- _Stated exercise_: Return each line of the records with nothing changed, pictures excepted.

- _Information provided_:
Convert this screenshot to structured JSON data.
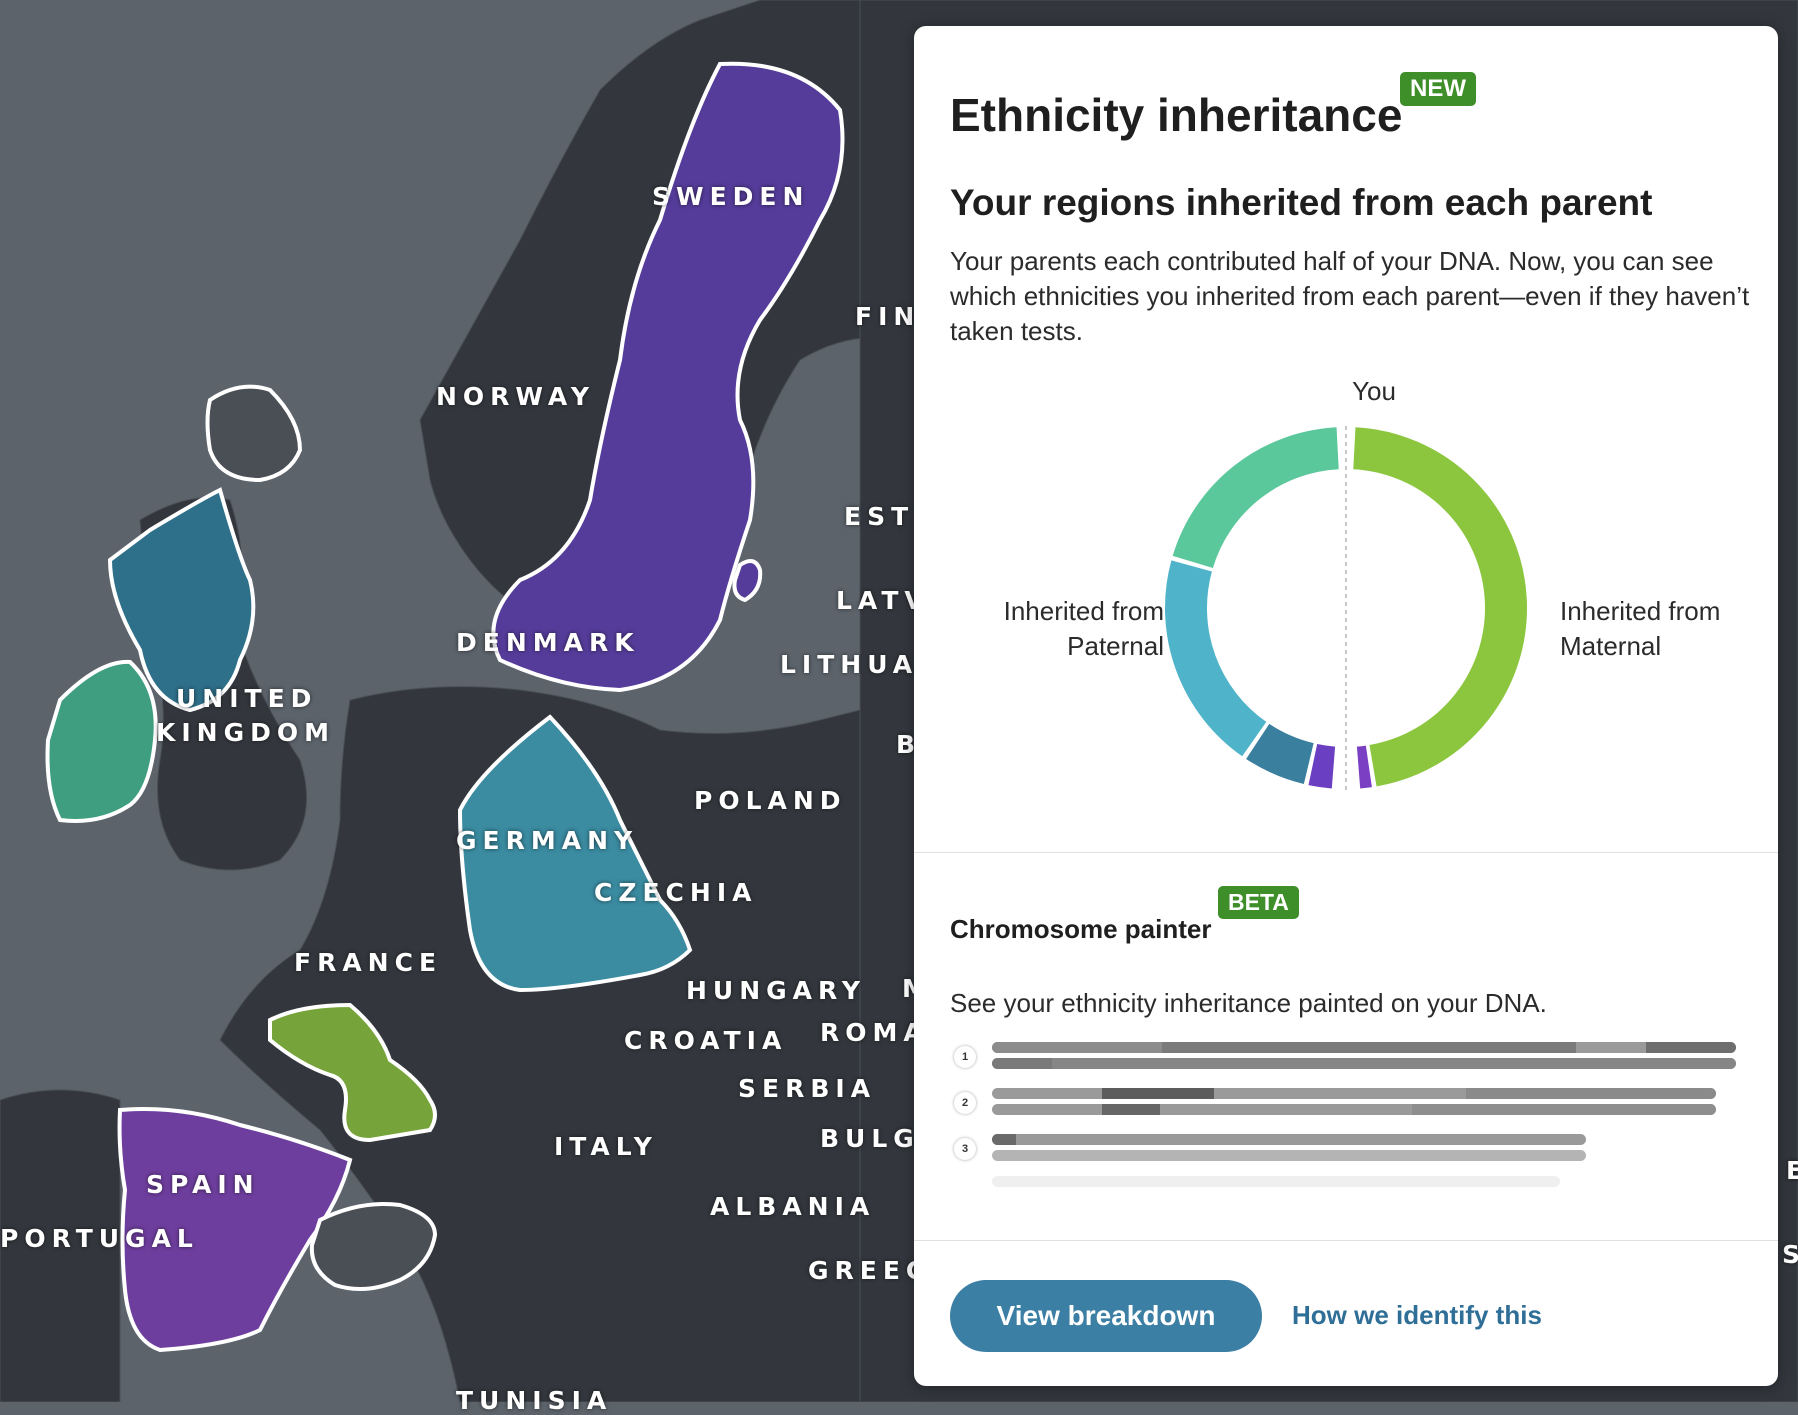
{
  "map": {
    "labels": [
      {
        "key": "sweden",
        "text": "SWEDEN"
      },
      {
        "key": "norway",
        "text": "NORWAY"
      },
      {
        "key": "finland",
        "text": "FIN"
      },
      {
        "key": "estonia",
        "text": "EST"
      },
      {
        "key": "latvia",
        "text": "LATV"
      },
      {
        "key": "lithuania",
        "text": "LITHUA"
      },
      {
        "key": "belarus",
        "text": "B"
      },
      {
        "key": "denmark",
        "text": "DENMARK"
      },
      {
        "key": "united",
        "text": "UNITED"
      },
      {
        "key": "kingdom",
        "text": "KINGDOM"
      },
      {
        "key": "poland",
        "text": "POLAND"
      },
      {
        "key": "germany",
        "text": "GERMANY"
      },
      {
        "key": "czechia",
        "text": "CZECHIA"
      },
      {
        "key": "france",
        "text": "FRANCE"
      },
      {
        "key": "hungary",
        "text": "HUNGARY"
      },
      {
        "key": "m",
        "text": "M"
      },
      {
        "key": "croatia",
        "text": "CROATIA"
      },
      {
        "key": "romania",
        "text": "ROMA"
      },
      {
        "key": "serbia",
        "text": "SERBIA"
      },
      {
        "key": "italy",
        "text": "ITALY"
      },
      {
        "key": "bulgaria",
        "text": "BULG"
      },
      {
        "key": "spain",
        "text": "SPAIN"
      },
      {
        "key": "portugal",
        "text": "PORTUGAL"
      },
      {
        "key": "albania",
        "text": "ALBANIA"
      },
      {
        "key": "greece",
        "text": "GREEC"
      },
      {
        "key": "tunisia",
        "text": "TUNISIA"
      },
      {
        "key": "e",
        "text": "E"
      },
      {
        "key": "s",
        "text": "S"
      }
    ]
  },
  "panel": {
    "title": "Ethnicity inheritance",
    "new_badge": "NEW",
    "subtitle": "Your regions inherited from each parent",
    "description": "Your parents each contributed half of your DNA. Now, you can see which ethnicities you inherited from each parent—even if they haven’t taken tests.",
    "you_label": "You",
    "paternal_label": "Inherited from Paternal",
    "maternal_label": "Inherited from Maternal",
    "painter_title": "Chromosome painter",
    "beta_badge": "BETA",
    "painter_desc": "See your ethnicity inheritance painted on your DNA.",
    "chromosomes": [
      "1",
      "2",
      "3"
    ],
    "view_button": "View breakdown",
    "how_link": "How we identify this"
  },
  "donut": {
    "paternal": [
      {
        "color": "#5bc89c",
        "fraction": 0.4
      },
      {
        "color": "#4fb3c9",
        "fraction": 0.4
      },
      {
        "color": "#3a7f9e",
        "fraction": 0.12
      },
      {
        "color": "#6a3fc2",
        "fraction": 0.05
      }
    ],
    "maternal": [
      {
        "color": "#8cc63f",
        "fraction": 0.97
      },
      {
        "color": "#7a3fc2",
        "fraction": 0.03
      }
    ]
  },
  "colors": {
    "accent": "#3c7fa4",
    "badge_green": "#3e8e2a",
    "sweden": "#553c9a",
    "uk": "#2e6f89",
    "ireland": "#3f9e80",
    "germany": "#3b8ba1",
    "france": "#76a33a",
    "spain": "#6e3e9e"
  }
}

- _In response_:
Convert this screenshot to structured JSON data.
{
  "map": {
    "labels": [
      {
        "key": "sweden",
        "text": "SWEDEN"
      },
      {
        "key": "norway",
        "text": "NORWAY"
      },
      {
        "key": "finland",
        "text": "FIN"
      },
      {
        "key": "estonia",
        "text": "EST"
      },
      {
        "key": "latvia",
        "text": "LATV"
      },
      {
        "key": "lithuania",
        "text": "LITHUA"
      },
      {
        "key": "belarus",
        "text": "B"
      },
      {
        "key": "denmark",
        "text": "DENMARK"
      },
      {
        "key": "united",
        "text": "UNITED"
      },
      {
        "key": "kingdom",
        "text": "KINGDOM"
      },
      {
        "key": "poland",
        "text": "POLAND"
      },
      {
        "key": "germany",
        "text": "GERMANY"
      },
      {
        "key": "czechia",
        "text": "CZECHIA"
      },
      {
        "key": "france",
        "text": "FRANCE"
      },
      {
        "key": "hungary",
        "text": "HUNGARY"
      },
      {
        "key": "m",
        "text": "M"
      },
      {
        "key": "croatia",
        "text": "CROATIA"
      },
      {
        "key": "romania",
        "text": "ROMA"
      },
      {
        "key": "serbia",
        "text": "SERBIA"
      },
      {
        "key": "italy",
        "text": "ITALY"
      },
      {
        "key": "bulgaria",
        "text": "BULG"
      },
      {
        "key": "spain",
        "text": "SPAIN"
      },
      {
        "key": "portugal",
        "text": "PORTUGAL"
      },
      {
        "key": "albania",
        "text": "ALBANIA"
      },
      {
        "key": "greece",
        "text": "GREEC"
      },
      {
        "key": "tunisia",
        "text": "TUNISIA"
      },
      {
        "key": "e",
        "text": "E"
      },
      {
        "key": "s",
        "text": "S"
      }
    ]
  },
  "panel": {
    "title": "Ethnicity inheritance",
    "new_badge": "NEW",
    "subtitle": "Your regions inherited from each parent",
    "description": "Your parents each contributed half of your DNA. Now, you can see which ethnicities you inherited from each parent—even if they haven’t taken tests.",
    "you_label": "You",
    "paternal_label": "Inherited from Paternal",
    "maternal_label": "Inherited from Maternal",
    "painter_title": "Chromosome painter",
    "beta_badge": "BETA",
    "painter_desc": "See your ethnicity inheritance painted on your DNA.",
    "chromosomes": [
      "1",
      "2",
      "3"
    ],
    "view_button": "View breakdown",
    "how_link": "How we identify this"
  },
  "donut": {
    "paternal": [
      {
        "color": "#5bc89c",
        "fraction": 0.4
      },
      {
        "color": "#4fb3c9",
        "fraction": 0.4
      },
      {
        "color": "#3a7f9e",
        "fraction": 0.12
      },
      {
        "color": "#6a3fc2",
        "fraction": 0.05
      }
    ],
    "maternal": [
      {
        "color": "#8cc63f",
        "fraction": 0.97
      },
      {
        "color": "#7a3fc2",
        "fraction": 0.03
      }
    ]
  },
  "colors": {
    "accent": "#3c7fa4",
    "badge_green": "#3e8e2a",
    "sweden": "#553c9a",
    "uk": "#2e6f89",
    "ireland": "#3f9e80",
    "germany": "#3b8ba1",
    "france": "#76a33a",
    "spain": "#6e3e9e"
  }
}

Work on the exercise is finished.